Locate the lines that hold the string "into". Copy every such line.

= = = =

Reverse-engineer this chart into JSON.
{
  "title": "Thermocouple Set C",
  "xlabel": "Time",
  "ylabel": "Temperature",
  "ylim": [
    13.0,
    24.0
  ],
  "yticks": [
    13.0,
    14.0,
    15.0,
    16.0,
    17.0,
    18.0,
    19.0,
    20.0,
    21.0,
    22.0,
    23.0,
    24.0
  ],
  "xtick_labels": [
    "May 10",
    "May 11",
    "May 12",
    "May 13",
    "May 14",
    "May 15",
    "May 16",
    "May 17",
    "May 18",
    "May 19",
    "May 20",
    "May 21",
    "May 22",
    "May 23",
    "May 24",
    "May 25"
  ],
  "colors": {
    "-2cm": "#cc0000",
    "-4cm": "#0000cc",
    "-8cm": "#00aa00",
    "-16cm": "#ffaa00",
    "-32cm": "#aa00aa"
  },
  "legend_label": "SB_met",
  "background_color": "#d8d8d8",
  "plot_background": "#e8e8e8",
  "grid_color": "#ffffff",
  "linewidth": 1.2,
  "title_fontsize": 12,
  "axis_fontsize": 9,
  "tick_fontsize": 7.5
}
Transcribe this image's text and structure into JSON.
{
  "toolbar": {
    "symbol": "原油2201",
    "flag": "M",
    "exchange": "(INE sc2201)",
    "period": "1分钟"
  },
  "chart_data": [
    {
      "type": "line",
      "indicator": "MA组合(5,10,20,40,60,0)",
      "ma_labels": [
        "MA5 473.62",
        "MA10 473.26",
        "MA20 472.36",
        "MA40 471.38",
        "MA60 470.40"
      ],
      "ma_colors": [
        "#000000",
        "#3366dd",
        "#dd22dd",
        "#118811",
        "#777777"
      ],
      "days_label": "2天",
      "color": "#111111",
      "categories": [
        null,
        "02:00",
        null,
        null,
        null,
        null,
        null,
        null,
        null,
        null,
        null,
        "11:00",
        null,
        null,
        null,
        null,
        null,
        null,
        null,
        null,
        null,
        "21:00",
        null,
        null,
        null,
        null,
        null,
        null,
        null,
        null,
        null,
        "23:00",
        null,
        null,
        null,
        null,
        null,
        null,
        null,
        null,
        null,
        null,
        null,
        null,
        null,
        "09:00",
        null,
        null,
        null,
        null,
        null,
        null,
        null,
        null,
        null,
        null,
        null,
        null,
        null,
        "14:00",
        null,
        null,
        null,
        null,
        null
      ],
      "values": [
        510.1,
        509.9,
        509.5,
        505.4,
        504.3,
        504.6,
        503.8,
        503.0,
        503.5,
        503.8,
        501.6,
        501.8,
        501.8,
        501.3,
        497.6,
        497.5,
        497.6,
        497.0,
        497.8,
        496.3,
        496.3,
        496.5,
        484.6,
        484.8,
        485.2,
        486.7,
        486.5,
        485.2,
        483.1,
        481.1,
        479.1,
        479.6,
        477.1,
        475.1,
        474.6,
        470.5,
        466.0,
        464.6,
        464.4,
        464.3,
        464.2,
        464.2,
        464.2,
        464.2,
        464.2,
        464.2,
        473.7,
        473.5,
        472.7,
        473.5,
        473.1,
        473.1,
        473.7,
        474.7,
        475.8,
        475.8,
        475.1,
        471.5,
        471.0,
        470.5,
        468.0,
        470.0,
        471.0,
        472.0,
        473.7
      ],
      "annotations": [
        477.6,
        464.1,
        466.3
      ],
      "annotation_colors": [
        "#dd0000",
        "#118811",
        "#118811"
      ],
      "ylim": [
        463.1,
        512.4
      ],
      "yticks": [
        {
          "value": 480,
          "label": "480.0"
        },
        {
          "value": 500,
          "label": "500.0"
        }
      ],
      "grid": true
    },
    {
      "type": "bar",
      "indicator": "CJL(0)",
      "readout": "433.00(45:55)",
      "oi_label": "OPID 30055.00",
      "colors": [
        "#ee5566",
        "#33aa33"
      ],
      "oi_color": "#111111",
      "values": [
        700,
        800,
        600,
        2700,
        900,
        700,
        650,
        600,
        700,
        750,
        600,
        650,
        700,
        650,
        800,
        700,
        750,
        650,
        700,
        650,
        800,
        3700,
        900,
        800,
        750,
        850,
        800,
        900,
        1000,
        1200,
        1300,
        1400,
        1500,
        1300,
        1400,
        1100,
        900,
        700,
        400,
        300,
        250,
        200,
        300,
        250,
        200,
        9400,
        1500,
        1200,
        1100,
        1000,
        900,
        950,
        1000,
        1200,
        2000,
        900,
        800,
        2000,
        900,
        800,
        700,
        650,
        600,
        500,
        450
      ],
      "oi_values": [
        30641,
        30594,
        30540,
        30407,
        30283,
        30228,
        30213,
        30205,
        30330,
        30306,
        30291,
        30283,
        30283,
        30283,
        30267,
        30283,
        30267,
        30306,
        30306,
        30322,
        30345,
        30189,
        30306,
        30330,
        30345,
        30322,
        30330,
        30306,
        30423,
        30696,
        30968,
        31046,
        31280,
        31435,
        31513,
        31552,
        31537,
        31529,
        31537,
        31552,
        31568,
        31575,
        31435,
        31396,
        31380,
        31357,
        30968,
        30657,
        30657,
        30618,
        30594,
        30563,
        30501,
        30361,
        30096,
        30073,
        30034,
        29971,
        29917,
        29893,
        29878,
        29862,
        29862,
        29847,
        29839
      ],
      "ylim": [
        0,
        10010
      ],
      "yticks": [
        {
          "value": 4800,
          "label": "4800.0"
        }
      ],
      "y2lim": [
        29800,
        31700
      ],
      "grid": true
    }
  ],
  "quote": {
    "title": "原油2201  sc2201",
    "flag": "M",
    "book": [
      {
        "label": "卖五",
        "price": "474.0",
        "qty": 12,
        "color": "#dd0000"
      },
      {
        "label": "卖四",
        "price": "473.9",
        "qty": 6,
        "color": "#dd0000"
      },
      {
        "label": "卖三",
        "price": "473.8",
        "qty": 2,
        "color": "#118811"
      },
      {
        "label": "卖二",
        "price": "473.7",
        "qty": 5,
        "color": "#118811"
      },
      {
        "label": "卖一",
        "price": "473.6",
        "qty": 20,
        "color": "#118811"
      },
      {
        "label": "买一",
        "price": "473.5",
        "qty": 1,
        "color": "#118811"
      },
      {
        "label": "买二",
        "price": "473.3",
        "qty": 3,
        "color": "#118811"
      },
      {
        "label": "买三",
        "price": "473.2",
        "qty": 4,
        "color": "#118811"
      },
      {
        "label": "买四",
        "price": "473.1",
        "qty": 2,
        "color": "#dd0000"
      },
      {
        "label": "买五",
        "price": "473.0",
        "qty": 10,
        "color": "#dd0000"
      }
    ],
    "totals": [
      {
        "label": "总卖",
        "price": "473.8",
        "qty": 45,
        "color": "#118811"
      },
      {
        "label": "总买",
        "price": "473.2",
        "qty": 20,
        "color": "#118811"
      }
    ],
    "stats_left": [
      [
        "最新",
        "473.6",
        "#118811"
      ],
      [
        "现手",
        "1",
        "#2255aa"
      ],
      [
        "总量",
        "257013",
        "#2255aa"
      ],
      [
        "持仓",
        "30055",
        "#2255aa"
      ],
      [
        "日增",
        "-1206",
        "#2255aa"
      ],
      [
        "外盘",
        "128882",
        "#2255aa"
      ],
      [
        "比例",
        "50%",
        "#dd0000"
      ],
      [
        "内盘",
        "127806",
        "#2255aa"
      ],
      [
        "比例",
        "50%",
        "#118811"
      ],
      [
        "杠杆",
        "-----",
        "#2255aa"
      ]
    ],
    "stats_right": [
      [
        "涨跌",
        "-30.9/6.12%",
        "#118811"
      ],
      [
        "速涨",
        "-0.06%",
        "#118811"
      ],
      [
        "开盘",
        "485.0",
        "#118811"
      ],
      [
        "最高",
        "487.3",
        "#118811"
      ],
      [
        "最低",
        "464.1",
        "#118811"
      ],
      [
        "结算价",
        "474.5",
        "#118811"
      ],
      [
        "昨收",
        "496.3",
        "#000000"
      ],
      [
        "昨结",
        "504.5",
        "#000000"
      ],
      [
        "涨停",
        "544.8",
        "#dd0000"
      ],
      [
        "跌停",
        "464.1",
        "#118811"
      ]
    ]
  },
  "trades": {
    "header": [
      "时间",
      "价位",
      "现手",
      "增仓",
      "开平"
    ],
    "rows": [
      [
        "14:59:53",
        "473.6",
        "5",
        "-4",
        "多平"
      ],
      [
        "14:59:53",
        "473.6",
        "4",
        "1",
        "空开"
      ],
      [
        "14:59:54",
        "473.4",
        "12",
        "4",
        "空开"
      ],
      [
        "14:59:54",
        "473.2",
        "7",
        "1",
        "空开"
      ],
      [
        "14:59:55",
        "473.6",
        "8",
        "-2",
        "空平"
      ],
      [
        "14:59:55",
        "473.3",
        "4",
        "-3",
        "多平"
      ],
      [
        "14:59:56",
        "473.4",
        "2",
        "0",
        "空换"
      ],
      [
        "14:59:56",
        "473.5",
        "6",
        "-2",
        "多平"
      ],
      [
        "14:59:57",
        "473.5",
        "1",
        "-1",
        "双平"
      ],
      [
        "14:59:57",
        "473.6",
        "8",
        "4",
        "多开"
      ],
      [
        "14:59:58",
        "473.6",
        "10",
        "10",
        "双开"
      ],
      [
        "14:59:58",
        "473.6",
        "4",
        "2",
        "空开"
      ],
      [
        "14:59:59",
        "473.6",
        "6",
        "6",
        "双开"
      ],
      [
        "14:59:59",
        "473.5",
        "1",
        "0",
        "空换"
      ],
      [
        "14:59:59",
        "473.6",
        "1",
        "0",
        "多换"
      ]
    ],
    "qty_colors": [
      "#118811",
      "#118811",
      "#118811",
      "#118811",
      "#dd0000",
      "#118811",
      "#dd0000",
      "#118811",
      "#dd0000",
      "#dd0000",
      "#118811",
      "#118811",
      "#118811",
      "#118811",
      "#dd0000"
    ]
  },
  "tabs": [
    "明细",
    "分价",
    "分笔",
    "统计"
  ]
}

= = = =

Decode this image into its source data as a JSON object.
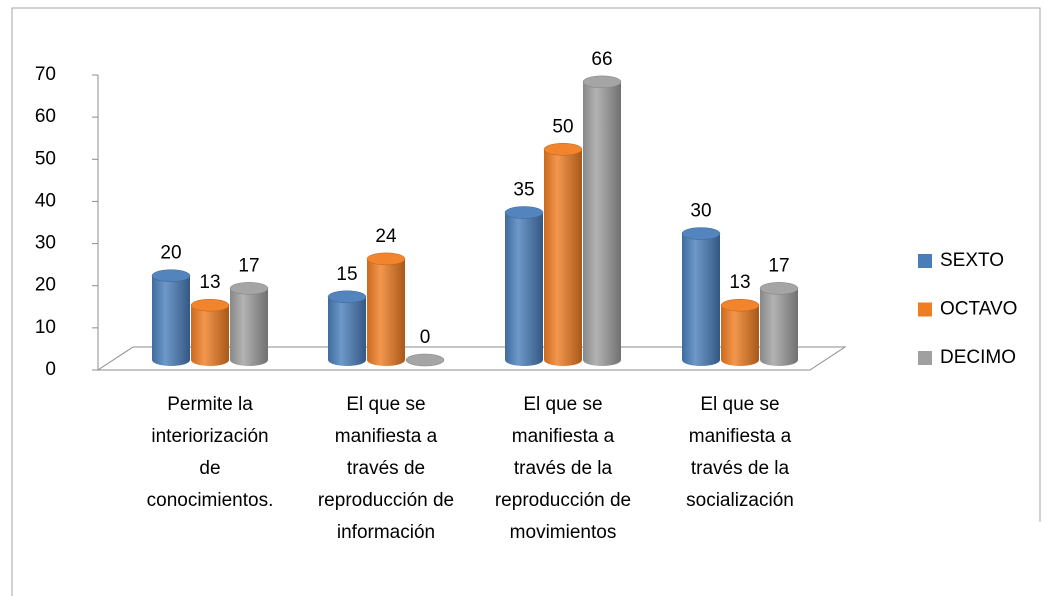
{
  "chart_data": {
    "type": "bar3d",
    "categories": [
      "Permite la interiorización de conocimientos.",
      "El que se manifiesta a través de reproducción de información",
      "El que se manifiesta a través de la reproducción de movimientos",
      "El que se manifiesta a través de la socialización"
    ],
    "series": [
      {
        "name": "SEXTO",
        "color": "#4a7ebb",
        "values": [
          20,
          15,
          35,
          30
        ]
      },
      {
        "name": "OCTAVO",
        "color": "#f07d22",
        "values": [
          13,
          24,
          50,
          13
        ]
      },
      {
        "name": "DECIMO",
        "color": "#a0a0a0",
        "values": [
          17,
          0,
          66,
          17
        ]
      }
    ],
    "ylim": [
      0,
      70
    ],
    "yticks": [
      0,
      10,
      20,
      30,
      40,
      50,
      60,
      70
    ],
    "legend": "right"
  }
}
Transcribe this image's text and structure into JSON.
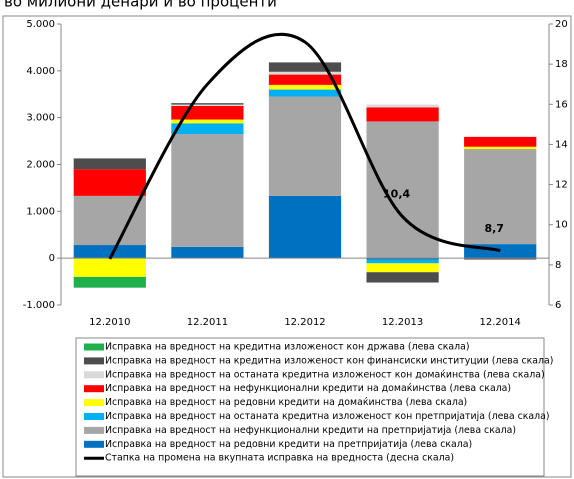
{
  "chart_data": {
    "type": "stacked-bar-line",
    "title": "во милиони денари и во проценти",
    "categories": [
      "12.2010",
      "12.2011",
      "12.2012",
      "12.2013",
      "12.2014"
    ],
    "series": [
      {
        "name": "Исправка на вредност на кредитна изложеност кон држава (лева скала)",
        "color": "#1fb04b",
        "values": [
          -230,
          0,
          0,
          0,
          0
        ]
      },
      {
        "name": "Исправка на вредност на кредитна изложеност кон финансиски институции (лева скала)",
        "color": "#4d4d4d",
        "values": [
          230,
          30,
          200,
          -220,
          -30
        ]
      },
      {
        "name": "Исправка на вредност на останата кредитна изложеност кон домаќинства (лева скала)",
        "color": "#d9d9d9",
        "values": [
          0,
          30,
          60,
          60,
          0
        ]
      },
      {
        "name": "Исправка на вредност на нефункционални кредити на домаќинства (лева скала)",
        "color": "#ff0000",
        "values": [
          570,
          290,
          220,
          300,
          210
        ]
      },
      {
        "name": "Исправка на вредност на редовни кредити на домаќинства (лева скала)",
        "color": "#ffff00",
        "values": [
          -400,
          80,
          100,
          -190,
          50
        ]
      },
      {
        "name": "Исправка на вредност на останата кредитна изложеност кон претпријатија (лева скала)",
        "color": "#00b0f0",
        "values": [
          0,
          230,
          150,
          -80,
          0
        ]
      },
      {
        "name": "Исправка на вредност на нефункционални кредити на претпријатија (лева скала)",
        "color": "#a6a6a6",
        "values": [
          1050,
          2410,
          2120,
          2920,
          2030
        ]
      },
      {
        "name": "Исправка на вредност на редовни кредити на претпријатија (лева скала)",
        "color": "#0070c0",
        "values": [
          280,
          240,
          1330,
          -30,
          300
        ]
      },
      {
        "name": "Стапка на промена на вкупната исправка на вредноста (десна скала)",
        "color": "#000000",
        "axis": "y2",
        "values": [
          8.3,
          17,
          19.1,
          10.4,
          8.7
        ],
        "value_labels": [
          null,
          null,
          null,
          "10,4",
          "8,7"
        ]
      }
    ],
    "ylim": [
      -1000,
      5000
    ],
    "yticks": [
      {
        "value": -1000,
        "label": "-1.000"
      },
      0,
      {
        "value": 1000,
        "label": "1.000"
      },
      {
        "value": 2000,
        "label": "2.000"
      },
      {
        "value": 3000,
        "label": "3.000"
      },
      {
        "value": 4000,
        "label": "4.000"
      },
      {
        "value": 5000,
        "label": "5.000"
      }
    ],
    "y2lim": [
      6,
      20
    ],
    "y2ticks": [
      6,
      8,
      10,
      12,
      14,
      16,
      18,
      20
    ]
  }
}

= = = =

**Worked solution**
Reverse-engineer this chart into JSON.
Transcribe this image's text and structure into JSON.
Decode this image into its source data as a JSON object.
Transcribe this image's text and structure into JSON.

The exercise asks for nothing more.